Exercise
Pull out every line in the data that has the string "ΑΤΤΙΚΗΣ" in it.

Task input
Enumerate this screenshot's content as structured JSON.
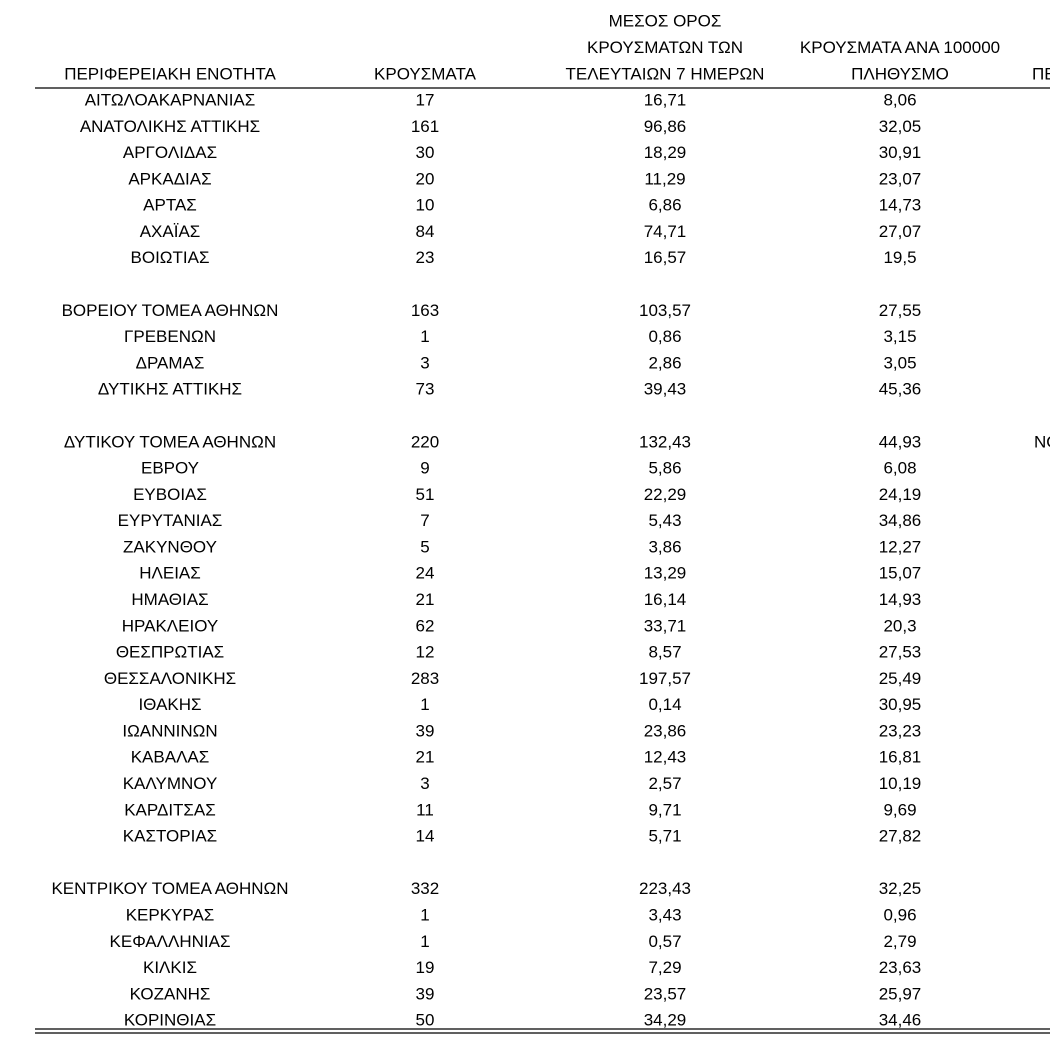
{
  "table": {
    "header": [
      [
        "ΠΕΡΙΦΕΡΕΙΑΚΗ ΕΝΟΤΗΤΑ"
      ],
      [
        "ΚΡΟΥΣΜΑΤΑ"
      ],
      [
        "ΜΕΣΟΣ ΟΡΟΣ",
        "ΚΡΟΥΣΜΑΤΩΝ ΤΩΝ",
        "ΤΕΛΕΥΤΑΙΩΝ 7 ΗΜΕΡΩΝ"
      ],
      [
        "ΚΡΟΥΣΜΑΤΑ ΑΝΑ 100000",
        "ΠΛΗΘΥΣΜΟ"
      ],
      [
        "ΠΕ"
      ]
    ],
    "groups": [
      [
        [
          "ΑΙΤΩΛΟΑΚΑΡΝΑΝΙΑΣ",
          "17",
          "16,71",
          "8,06"
        ],
        [
          "ΑΝΑΤΟΛΙΚΗΣ ΑΤΤΙΚΗΣ",
          "161",
          "96,86",
          "32,05"
        ],
        [
          "ΑΡΓΟΛΙΔΑΣ",
          "30",
          "18,29",
          "30,91"
        ],
        [
          "ΑΡΚΑΔΙΑΣ",
          "20",
          "11,29",
          "23,07"
        ],
        [
          "ΑΡΤΑΣ",
          "10",
          "6,86",
          "14,73"
        ],
        [
          "ΑΧΑΪΑΣ",
          "84",
          "74,71",
          "27,07"
        ],
        [
          "ΒΟΙΩΤΙΑΣ",
          "23",
          "16,57",
          "19,5"
        ]
      ],
      [
        [
          "ΒΟΡΕΙΟΥ ΤΟΜΕΑ ΑΘΗΝΩΝ",
          "163",
          "103,57",
          "27,55"
        ],
        [
          "ΓΡΕΒΕΝΩΝ",
          "1",
          "0,86",
          "3,15"
        ],
        [
          "ΔΡΑΜΑΣ",
          "3",
          "2,86",
          "3,05"
        ],
        [
          "ΔΥΤΙΚΗΣ ΑΤΤΙΚΗΣ",
          "73",
          "39,43",
          "45,36"
        ]
      ],
      [
        [
          "ΔΥΤΙΚΟΥ ΤΟΜΕΑ ΑΘΗΝΩΝ",
          "220",
          "132,43",
          "44,93",
          "ΝΟ"
        ],
        [
          "ΕΒΡΟΥ",
          "9",
          "5,86",
          "6,08"
        ],
        [
          "ΕΥΒΟΙΑΣ",
          "51",
          "22,29",
          "24,19"
        ],
        [
          "ΕΥΡΥΤΑΝΙΑΣ",
          "7",
          "5,43",
          "34,86"
        ],
        [
          "ΖΑΚΥΝΘΟΥ",
          "5",
          "3,86",
          "12,27"
        ],
        [
          "ΗΛΕΙΑΣ",
          "24",
          "13,29",
          "15,07"
        ],
        [
          "ΗΜΑΘΙΑΣ",
          "21",
          "16,14",
          "14,93"
        ],
        [
          "ΗΡΑΚΛΕΙΟΥ",
          "62",
          "33,71",
          "20,3"
        ],
        [
          "ΘΕΣΠΡΩΤΙΑΣ",
          "12",
          "8,57",
          "27,53"
        ],
        [
          "ΘΕΣΣΑΛΟΝΙΚΗΣ",
          "283",
          "197,57",
          "25,49"
        ],
        [
          "ΙΘΑΚΗΣ",
          "1",
          "0,14",
          "30,95"
        ],
        [
          "ΙΩΑΝΝΙΝΩΝ",
          "39",
          "23,86",
          "23,23"
        ],
        [
          "ΚΑΒΑΛΑΣ",
          "21",
          "12,43",
          "16,81"
        ],
        [
          "ΚΑΛΥΜΝΟΥ",
          "3",
          "2,57",
          "10,19"
        ],
        [
          "ΚΑΡΔΙΤΣΑΣ",
          "11",
          "9,71",
          "9,69"
        ],
        [
          "ΚΑΣΤΟΡΙΑΣ",
          "14",
          "5,71",
          "27,82"
        ]
      ],
      [
        [
          "ΚΕΝΤΡΙΚΟΥ ΤΟΜΕΑ ΑΘΗΝΩΝ",
          "332",
          "223,43",
          "32,25"
        ],
        [
          "ΚΕΡΚΥΡΑΣ",
          "1",
          "3,43",
          "0,96"
        ],
        [
          "ΚΕΦΑΛΛΗΝΙΑΣ",
          "1",
          "0,57",
          "2,79"
        ],
        [
          "ΚΙΛΚΙΣ",
          "19",
          "7,29",
          "23,63"
        ],
        [
          "ΚΟΖΑΝΗΣ",
          "39",
          "23,57",
          "25,97"
        ],
        [
          "ΚΟΡΙΝΘΙΑΣ",
          "50",
          "34,29",
          "34,46"
        ]
      ]
    ]
  }
}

Reply
          "ΑΝΑΤΟΛΙΚΗΣ ΑΤΤΙΚΗΣ",
          "ΔΥΤΙΚΗΣ ΑΤΤΙΚΗΣ",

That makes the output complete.